### Description of the task:
Write the material out again in full, word for word. Do not include the pictures.

### Task inputs:
+-------+

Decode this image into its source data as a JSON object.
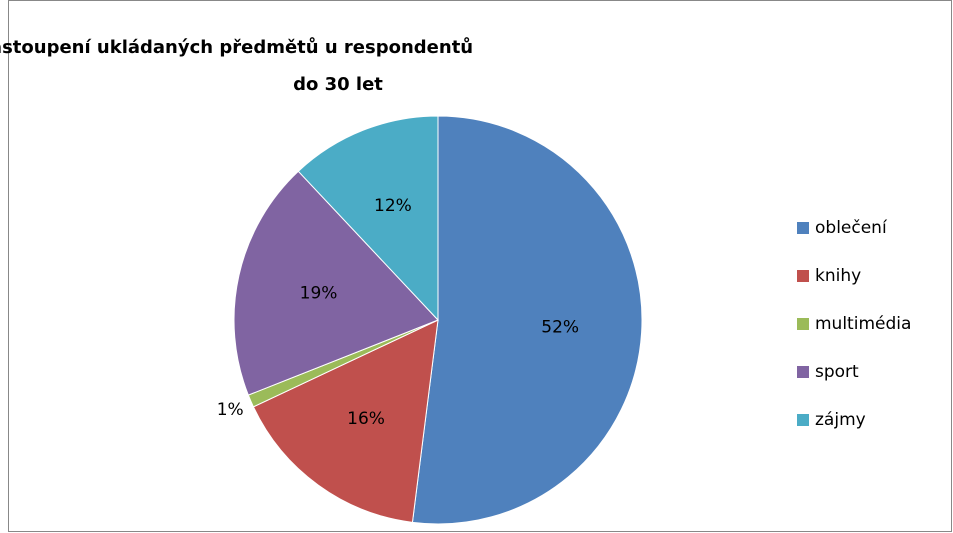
{
  "chart_data": {
    "type": "pie",
    "title": [
      "Zastoupení ukládaných předmětů u respondentů",
      "do 30 let"
    ],
    "categories": [
      "oblečení",
      "knihy",
      "multimédia",
      "sport",
      "zájmy"
    ],
    "values": [
      52,
      16,
      1,
      19,
      12
    ],
    "value_labels": [
      "52%",
      "16%",
      "1%",
      "19%",
      "12%"
    ],
    "colors": [
      "#4f81bd",
      "#c0504d",
      "#9bbb59",
      "#8064a2",
      "#4bacc6"
    ],
    "legend": "right"
  }
}
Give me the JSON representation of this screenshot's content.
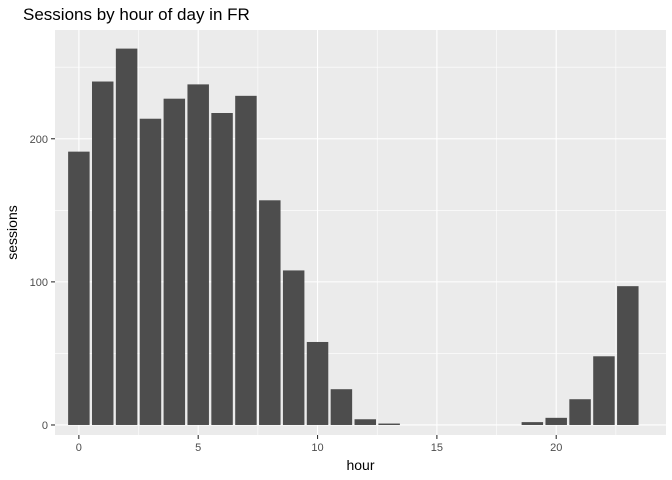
{
  "chart_data": {
    "type": "bar",
    "title": "Sessions by hour of day in FR",
    "xlabel": "hour",
    "ylabel": "sessions",
    "x": [
      0,
      1,
      2,
      3,
      4,
      5,
      6,
      7,
      8,
      9,
      10,
      11,
      12,
      13,
      14,
      15,
      16,
      17,
      18,
      19,
      20,
      21,
      22,
      23
    ],
    "values": [
      191,
      240,
      263,
      214,
      228,
      238,
      218,
      230,
      157,
      108,
      58,
      25,
      4,
      1,
      0,
      0,
      0,
      0,
      0,
      2,
      5,
      18,
      48,
      97
    ],
    "xlim": [
      -1,
      24.6
    ],
    "ylim": [
      -7,
      276
    ],
    "xticks": [
      0,
      5,
      10,
      15,
      20
    ],
    "yticks": [
      0,
      100,
      200
    ],
    "grid": true,
    "colors": {
      "bar": "#4d4d4d",
      "panel": "#ebebeb",
      "grid_major": "#ffffff"
    }
  }
}
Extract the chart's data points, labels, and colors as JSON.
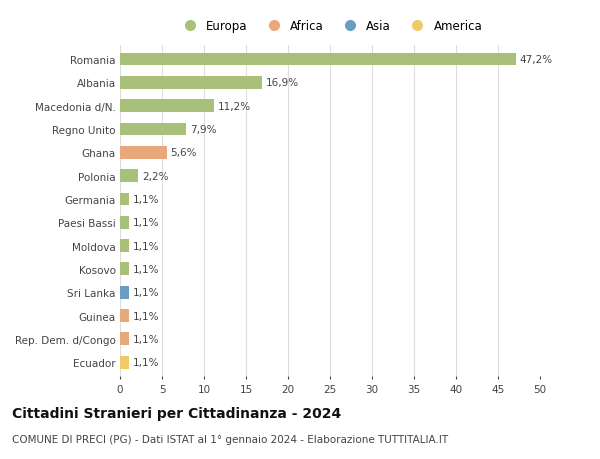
{
  "countries": [
    "Romania",
    "Albania",
    "Macedonia d/N.",
    "Regno Unito",
    "Ghana",
    "Polonia",
    "Germania",
    "Paesi Bassi",
    "Moldova",
    "Kosovo",
    "Sri Lanka",
    "Guinea",
    "Rep. Dem. d/Congo",
    "Ecuador"
  ],
  "values": [
    47.2,
    16.9,
    11.2,
    7.9,
    5.6,
    2.2,
    1.1,
    1.1,
    1.1,
    1.1,
    1.1,
    1.1,
    1.1,
    1.1
  ],
  "labels": [
    "47,2%",
    "16,9%",
    "11,2%",
    "7,9%",
    "5,6%",
    "2,2%",
    "1,1%",
    "1,1%",
    "1,1%",
    "1,1%",
    "1,1%",
    "1,1%",
    "1,1%",
    "1,1%"
  ],
  "colors": [
    "#a8c07a",
    "#a8c07a",
    "#a8c07a",
    "#a8c07a",
    "#e8a87c",
    "#a8c07a",
    "#a8c07a",
    "#a8c07a",
    "#a8c07a",
    "#a8c07a",
    "#6a9ec0",
    "#e8a87c",
    "#e8a87c",
    "#f0c96a"
  ],
  "legend_labels": [
    "Europa",
    "Africa",
    "Asia",
    "America"
  ],
  "legend_colors": [
    "#a8c07a",
    "#e8a87c",
    "#6a9ec0",
    "#f0c96a"
  ],
  "title": "Cittadini Stranieri per Cittadinanza - 2024",
  "subtitle": "COMUNE DI PRECI (PG) - Dati ISTAT al 1° gennaio 2024 - Elaborazione TUTTITALIA.IT",
  "xlim": [
    0,
    50
  ],
  "xticks": [
    0,
    5,
    10,
    15,
    20,
    25,
    30,
    35,
    40,
    45,
    50
  ],
  "bg_color": "#ffffff",
  "grid_color": "#dddddd",
  "bar_height": 0.55,
  "label_fontsize": 7.5,
  "tick_fontsize": 7.5,
  "title_fontsize": 10,
  "subtitle_fontsize": 7.5
}
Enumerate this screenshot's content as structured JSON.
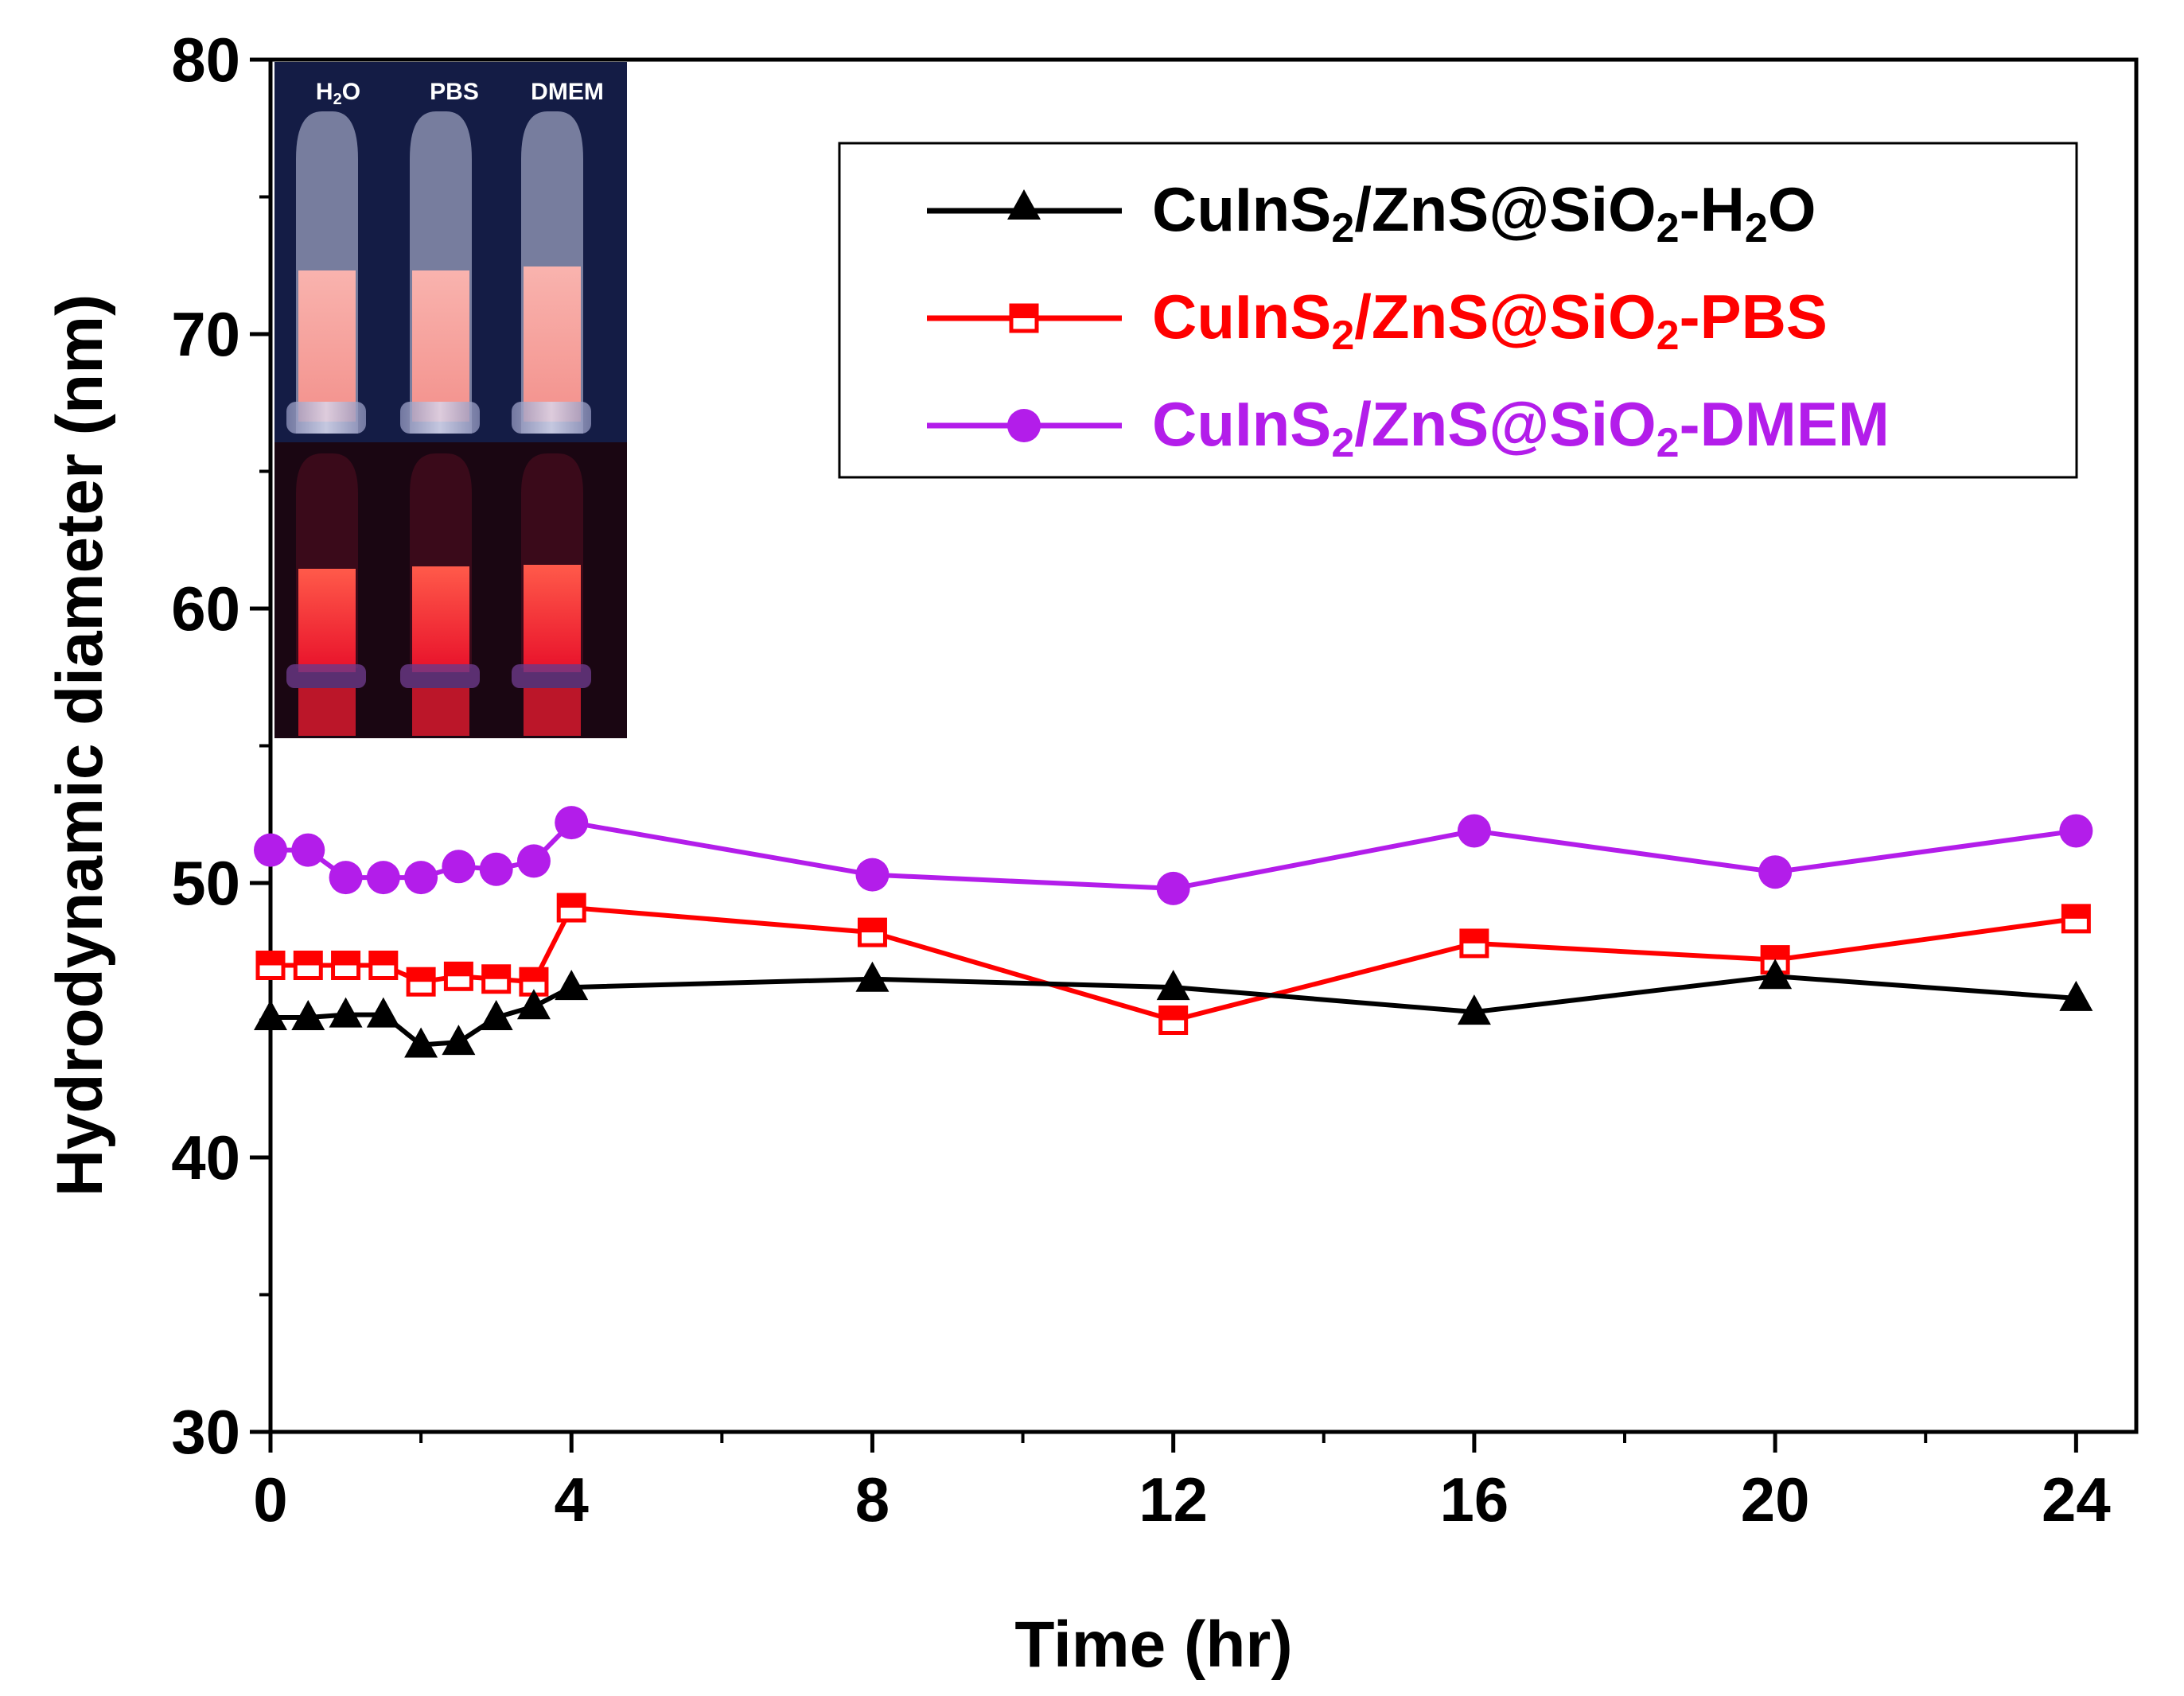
{
  "chart_data": {
    "type": "line",
    "title": "",
    "xlabel": "Time (hr)",
    "ylabel": "Hydrodynamic diameter (nm)",
    "xlim": [
      0,
      24.8
    ],
    "ylim": [
      30,
      80
    ],
    "xticks": [
      0,
      4,
      8,
      12,
      16,
      20,
      24
    ],
    "xtick_labels": [
      "0",
      "4",
      "8",
      "12",
      "16",
      "20",
      "24"
    ],
    "yticks": [
      30,
      40,
      50,
      60,
      70,
      80
    ],
    "ytick_labels": [
      "30",
      "40",
      "50",
      "60",
      "70",
      "80"
    ],
    "legend_position": "top-right",
    "series": [
      {
        "name": "CuInS2/ZnS@SiO2-H2O",
        "legend": {
          "base": "CuInS",
          "sub1": "2",
          "mid": "/ZnS@SiO",
          "sub2": "2",
          "tail1": "-H",
          "sub3": "2",
          "tail2": "O"
        },
        "color": "#000000",
        "marker": "triangle",
        "x": [
          0,
          0.5,
          1,
          1.5,
          2,
          2.5,
          3,
          3.5,
          4,
          8,
          12,
          16,
          20,
          24
        ],
        "y": [
          45.1,
          45.1,
          45.2,
          45.2,
          44.1,
          44.2,
          45.1,
          45.5,
          46.2,
          46.5,
          46.2,
          45.3,
          46.6,
          45.8
        ]
      },
      {
        "name": "CuInS2/ZnS@SiO2-PBS",
        "legend": {
          "base": "CuInS",
          "sub1": "2",
          "mid": "/ZnS@SiO",
          "sub2": "2",
          "tail1": "-PBS"
        },
        "color": "#ff0000",
        "marker": "half-square",
        "x": [
          0,
          0.5,
          1,
          1.5,
          2,
          2.5,
          3,
          3.5,
          4,
          8,
          12,
          16,
          20,
          24
        ],
        "y": [
          47.0,
          47.0,
          47.0,
          47.0,
          46.4,
          46.6,
          46.5,
          46.4,
          49.1,
          48.2,
          45.0,
          47.8,
          47.2,
          48.7
        ]
      },
      {
        "name": "CuInS2/ZnS@SiO2-DMEM",
        "legend": {
          "base": "CuInS",
          "sub1": "2",
          "mid": "/ZnS@SiO",
          "sub2": "2",
          "tail1": "-DMEM"
        },
        "color": "#b31dea",
        "marker": "circle",
        "x": [
          0,
          0.5,
          1,
          1.5,
          2,
          2.5,
          3,
          3.5,
          4,
          8,
          12,
          16,
          20,
          24
        ],
        "y": [
          51.2,
          51.2,
          50.2,
          50.2,
          50.2,
          50.6,
          50.5,
          50.8,
          52.2,
          50.3,
          49.8,
          51.9,
          50.4,
          51.9
        ]
      }
    ]
  },
  "inset": {
    "labels": [
      "H2O",
      "PBS",
      "DMEM"
    ],
    "label_parts": [
      {
        "base": "H",
        "sub": "2",
        "tail": "O"
      },
      {
        "base": "PBS",
        "sub": "",
        "tail": ""
      },
      {
        "base": "DMEM",
        "sub": "",
        "tail": ""
      }
    ]
  },
  "colors": {
    "h2o": "#000000",
    "pbs": "#ff0000",
    "dmem": "#b31dea",
    "tube_glow": "#ff2a2a",
    "tube_daylight": "#f7a8a6"
  }
}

+-------+

### Solution for this task:
Decode this image into its source data as a JSON object.
{
  "chart_data": {
    "type": "pie",
    "title": [
      "Zastoupení ukládaných předmětů u respondentů",
      "do 30 let"
    ],
    "categories": [
      "oblečení",
      "knihy",
      "multimédia",
      "sport",
      "zájmy"
    ],
    "values": [
      52,
      16,
      1,
      19,
      12
    ],
    "value_labels": [
      "52%",
      "16%",
      "1%",
      "19%",
      "12%"
    ],
    "colors": [
      "#4f81bd",
      "#c0504d",
      "#9bbb59",
      "#8064a2",
      "#4bacc6"
    ],
    "legend": "right"
  }
}
Give me the JSON representation of this screenshot's content.
{
  "chart_data": {
    "type": "bar",
    "title": "Sessions by hour of day in FR",
    "xlabel": "hour",
    "ylabel": "sessions",
    "x": [
      0,
      1,
      2,
      3,
      4,
      5,
      6,
      7,
      8,
      9,
      10,
      11,
      12,
      13,
      14,
      15,
      16,
      17,
      18,
      19,
      20,
      21,
      22,
      23
    ],
    "values": [
      191,
      240,
      263,
      214,
      228,
      238,
      218,
      230,
      157,
      108,
      58,
      25,
      4,
      1,
      0,
      0,
      0,
      0,
      0,
      2,
      5,
      18,
      48,
      97
    ],
    "xlim": [
      -1,
      24.6
    ],
    "ylim": [
      -7,
      276
    ],
    "xticks": [
      0,
      5,
      10,
      15,
      20
    ],
    "yticks": [
      0,
      100,
      200
    ],
    "grid": true,
    "colors": {
      "bar": "#4d4d4d",
      "panel": "#ebebeb",
      "grid_major": "#ffffff"
    }
  }
}
Extract the chart's data points, labels, and colors as JSON.
{
  "countries": [
    "Romania",
    "Albania",
    "Macedonia d/N.",
    "Regno Unito",
    "Ghana",
    "Polonia",
    "Germania",
    "Paesi Bassi",
    "Moldova",
    "Kosovo",
    "Sri Lanka",
    "Guinea",
    "Rep. Dem. d/Congo",
    "Ecuador"
  ],
  "values": [
    47.2,
    16.9,
    11.2,
    7.9,
    5.6,
    2.2,
    1.1,
    1.1,
    1.1,
    1.1,
    1.1,
    1.1,
    1.1,
    1.1
  ],
  "labels": [
    "47,2%",
    "16,9%",
    "11,2%",
    "7,9%",
    "5,6%",
    "2,2%",
    "1,1%",
    "1,1%",
    "1,1%",
    "1,1%",
    "1,1%",
    "1,1%",
    "1,1%",
    "1,1%"
  ],
  "colors": [
    "#a8c07a",
    "#a8c07a",
    "#a8c07a",
    "#a8c07a",
    "#e8a87c",
    "#a8c07a",
    "#a8c07a",
    "#a8c07a",
    "#a8c07a",
    "#a8c07a",
    "#6a9ec0",
    "#e8a87c",
    "#e8a87c",
    "#f0c96a"
  ],
  "legend_labels": [
    "Europa",
    "Africa",
    "Asia",
    "America"
  ],
  "legend_colors": [
    "#a8c07a",
    "#e8a87c",
    "#6a9ec0",
    "#f0c96a"
  ],
  "title": "Cittadini Stranieri per Cittadinanza - 2024",
  "subtitle": "COMUNE DI PRECI (PG) - Dati ISTAT al 1° gennaio 2024 - Elaborazione TUTTITALIA.IT",
  "xlim": [
    0,
    50
  ],
  "xticks": [
    0,
    5,
    10,
    15,
    20,
    25,
    30,
    35,
    40,
    45,
    50
  ],
  "bg_color": "#ffffff",
  "grid_color": "#dddddd",
  "bar_height": 0.55,
  "label_fontsize": 7.5,
  "tick_fontsize": 7.5,
  "title_fontsize": 10,
  "subtitle_fontsize": 7.5
}
Enumerate this screenshot's content as structured JSON.
{
  "chart_data": {
    "type": "line",
    "title": "",
    "xlabel": "Time (hr)",
    "ylabel": "Hydrodynamic diameter (nm)",
    "xlim": [
      0,
      24.8
    ],
    "ylim": [
      30,
      80
    ],
    "xticks": [
      0,
      4,
      8,
      12,
      16,
      20,
      24
    ],
    "xtick_labels": [
      "0",
      "4",
      "8",
      "12",
      "16",
      "20",
      "24"
    ],
    "yticks": [
      30,
      40,
      50,
      60,
      70,
      80
    ],
    "ytick_labels": [
      "30",
      "40",
      "50",
      "60",
      "70",
      "80"
    ],
    "legend_position": "top-right",
    "series": [
      {
        "name": "CuInS2/ZnS@SiO2-H2O",
        "legend": {
          "base": "CuInS",
          "sub1": "2",
          "mid": "/ZnS@SiO",
          "sub2": "2",
          "tail1": "-H",
          "sub3": "2",
          "tail2": "O"
        },
        "color": "#000000",
        "marker": "triangle",
        "x": [
          0,
          0.5,
          1,
          1.5,
          2,
          2.5,
          3,
          3.5,
          4,
          8,
          12,
          16,
          20,
          24
        ],
        "y": [
          45.1,
          45.1,
          45.2,
          45.2,
          44.1,
          44.2,
          45.1,
          45.5,
          46.2,
          46.5,
          46.2,
          45.3,
          46.6,
          45.8
        ]
      },
      {
        "name": "CuInS2/ZnS@SiO2-PBS",
        "legend": {
          "base": "CuInS",
          "sub1": "2",
          "mid": "/ZnS@SiO",
          "sub2": "2",
          "tail1": "-PBS"
        },
        "color": "#ff0000",
        "marker": "half-square",
        "x": [
          0,
          0.5,
          1,
          1.5,
          2,
          2.5,
          3,
          3.5,
          4,
          8,
          12,
          16,
          20,
          24
        ],
        "y": [
          47.0,
          47.0,
          47.0,
          47.0,
          46.4,
          46.6,
          46.5,
          46.4,
          49.1,
          48.2,
          45.0,
          47.8,
          47.2,
          48.7
        ]
      },
      {
        "name": "CuInS2/ZnS@SiO2-DMEM",
        "legend": {
          "base": "CuInS",
          "sub1": "2",
          "mid": "/ZnS@SiO",
          "sub2": "2",
          "tail1": "-DMEM"
        },
        "color": "#b31dea",
        "marker": "circle",
        "x": [
          0,
          0.5,
          1,
          1.5,
          2,
          2.5,
          3,
          3.5,
          4,
          8,
          12,
          16,
          20,
          24
        ],
        "y": [
          51.2,
          51.2,
          50.2,
          50.2,
          50.2,
          50.6,
          50.5,
          50.8,
          52.2,
          50.3,
          49.8,
          51.9,
          50.4,
          51.9
        ]
      }
    ]
  },
  "inset": {
    "labels": [
      "H2O",
      "PBS",
      "DMEM"
    ],
    "label_parts": [
      {
        "base": "H",
        "sub": "2",
        "tail": "O"
      },
      {
        "base": "PBS",
        "sub": "",
        "tail": ""
      },
      {
        "base": "DMEM",
        "sub": "",
        "tail": ""
      }
    ]
  },
  "colors": {
    "h2o": "#000000",
    "pbs": "#ff0000",
    "dmem": "#b31dea",
    "tube_glow": "#ff2a2a",
    "tube_daylight": "#f7a8a6"
  }
}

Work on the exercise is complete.